** start **

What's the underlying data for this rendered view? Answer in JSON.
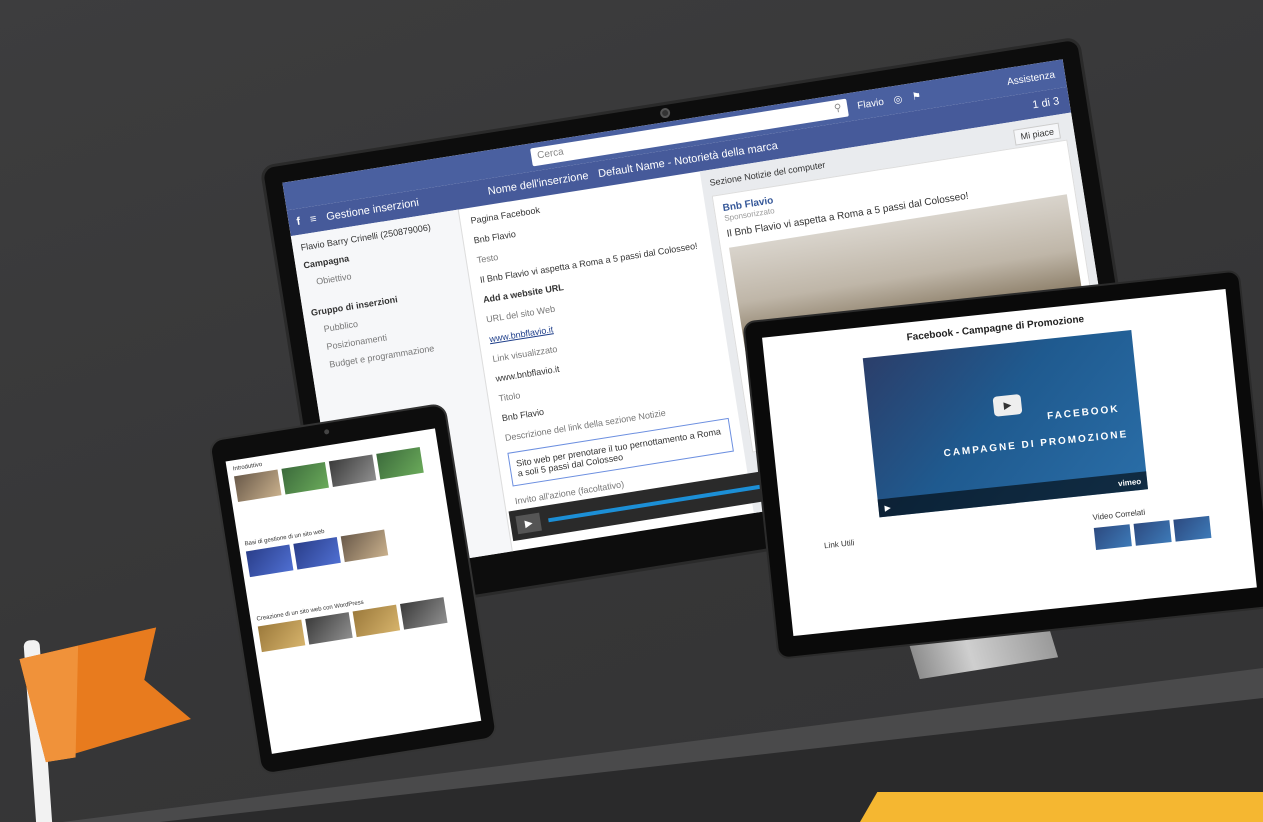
{
  "desktop": {
    "search_placeholder": "Cerca",
    "user": "Flavio",
    "help": "Assistenza",
    "app_title": "Gestione inserzioni",
    "account": "Flavio Barry Crinelli (250879006)",
    "ad_name_label": "Nome dell'inserzione",
    "ad_name_value": "Default Name - Notorietà della marca",
    "preview_select": "Sezione Notizie del computer",
    "pagination": "1 di 3",
    "like_button": "Mi piace",
    "sidebar": {
      "campaign": "Campagna",
      "objective": "Obiettivo",
      "adset": "Gruppo di inserzioni",
      "audience": "Pubblico",
      "placements": "Posizionamenti",
      "budget": "Budget e programmazione"
    },
    "form": {
      "fb_page_label": "Pagina Facebook",
      "fb_page_value": "Bnb Flavio",
      "text_label": "Testo",
      "text_value": "Il Bnb Flavio vi aspetta a Roma a 5 passi dal Colosseo!",
      "add_url": "Add a website URL",
      "url_label": "URL del sito Web",
      "url_value": "www.bnbflavio.it",
      "display_link_label": "Link visualizzato",
      "display_link_value": "www.bnbflavio.it",
      "title_label": "Titolo",
      "title_value": "Bnb Flavio",
      "desc_label": "Descrizione del link della sezione Notizie",
      "desc_value": "Sito web per prenotare il tuo pernottamento a Roma a soli 5 passi dal Colosseo",
      "cta_label": "Invito all'azione (facoltativo)"
    },
    "preview": {
      "page_name": "Bnb Flavio",
      "sponsored": "Sponsorizzato",
      "post_text": "Il Bnb Flavio vi aspetta a Roma a 5 passi dal Colosseo!"
    }
  },
  "laptop": {
    "title": "Facebook - Campagne di Promozione",
    "video_line1": "FACEBOOK",
    "video_line2": "CAMPAGNE DI PROMOZIONE",
    "video_brand": "vimeo",
    "related_title": "Video Correlati",
    "links_title": "Link Utili"
  },
  "tablet": {
    "sec1": "Introduttivo",
    "sec2": "Basi di gestione di un sito web",
    "sec3": "Creazione di un sito web con WordPress"
  },
  "colors": {
    "background": "#3a3a3b",
    "facebook_blue": "#4a60a0",
    "flag_orange": "#e87b1e",
    "accent_yellow": "#f5b731"
  }
}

** end **

Above are some records. Count the lines among them with the word "bnbflavio", and answer with the number only.

2